PROBLEM TO WORK ON: Your answer should consist of the lines in the data below that contain "dessa".
>>>>>
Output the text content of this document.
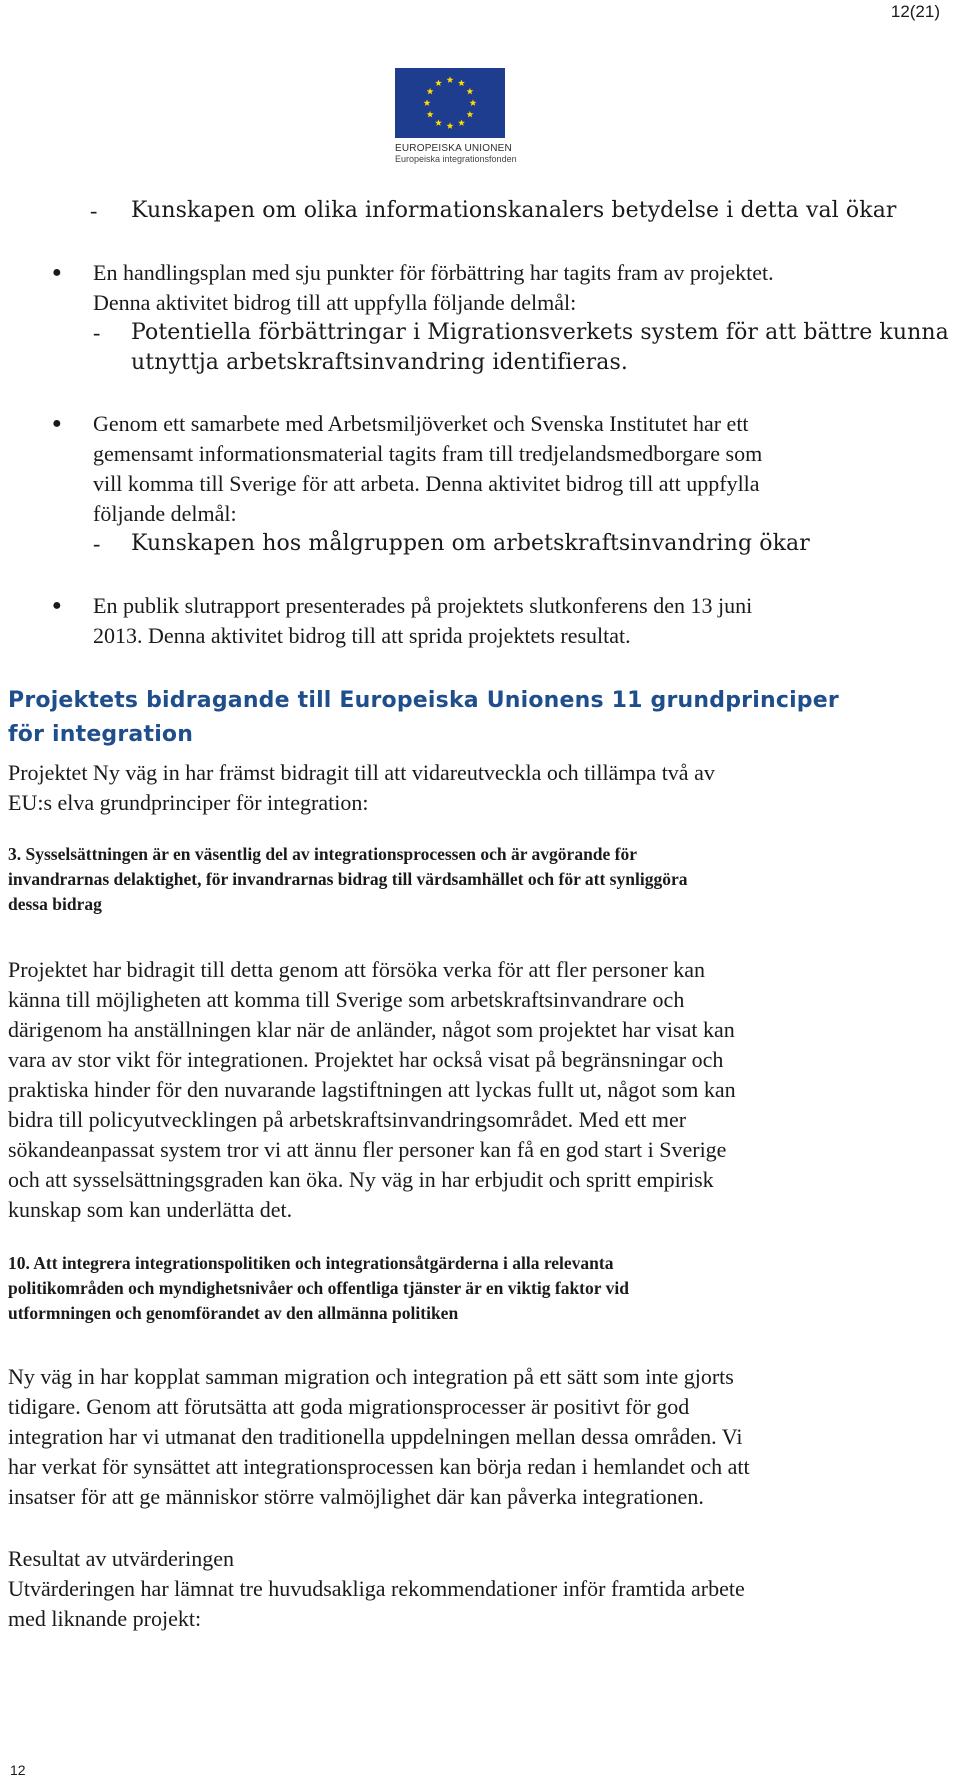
12(21)
EUROPEISKA UNIONEN
Europeiska integrationsfonden
- Kunskapen om olika informationskanalers betydelse i detta val ökar
● En handlingsplan med sju punkter för förbättring har tagits fram av projektet.
Denna aktivitet bidrog till att uppfylla följande delmål:
- Potentiella förbättringar i Migrationsverkets system för att bättre kunna
utnyttja arbetskraftsinvandring identifieras.
● Genom ett samarbete med Arbetsmiljöverket och Svenska Institutet har ett
gemensamt informationsmaterial tagits fram till tredjelandsmedborgare som
vill komma till Sverige för att arbeta. Denna aktivitet bidrog till att uppfylla
följande delmål:
- Kunskapen hos målgruppen om arbetskraftsinvandring ökar
● En publik slutrapport presenterades på projektets slutkonferens den 13 juni
2013. Denna aktivitet bidrog till att sprida projektets resultat.
Projektets bidragande till Europeiska Unionens 11 grundprinciper
för integration
Projektet Ny väg in har främst bidragit till att vidareutveckla och tillämpa två av
EU:s elva grundprinciper för integration:
3. Sysselsättningen är en väsentlig del av integrationsprocessen och är avgörande för
invandrarnas delaktighet, för invandrarnas bidrag till värdsamhället och för att synliggöra
dessa bidrag
Projektet har bidragit till detta genom att försöka verka för att fler personer kan
känna till möjligheten att komma till Sverige som arbetskraftsinvandrare och
därigenom ha anställningen klar när de anländer, något som projektet har visat kan
vara av stor vikt för integrationen. Projektet har också visat på begränsningar och
praktiska hinder för den nuvarande lagstiftningen att lyckas fullt ut, något som kan
bidra till policyutvecklingen på arbetskraftsinvandringsområdet. Med ett mer
sökandeanpassat system tror vi att ännu fler personer kan få en god start i Sverige
och att sysselsättningsgraden kan öka. Ny väg in har erbjudit och spritt empirisk
kunskap som kan underlätta det.
10. Att integrera integrationspolitiken och integrationsåtgärderna i alla relevanta
politikområden och myndighetsnivåer och offentliga tjänster är en viktig faktor vid
utformningen och genomförandet av den allmänna politiken
Ny väg in har kopplat samman migration och integration på ett sätt som inte gjorts
tidigare. Genom att förutsätta att goda migrationsprocesser är positivt för god
integration har vi utmanat den traditionella uppdelningen mellan dessa områden. Vi
har verkat för synsättet att integrationsprocessen kan börja redan i hemlandet och att
insatser för att ge människor större valmöjlighet där kan påverka integrationen.
Resultat av utvärderingen
Utvärderingen har lämnat tre huvudsakliga rekommendationer inför framtida arbete
med liknande projekt:
12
<<<<<
PROBLEM SOLUTION:
dessa bidrag
integration har vi utmanat den traditionella uppdelningen mellan dessa områden. Vi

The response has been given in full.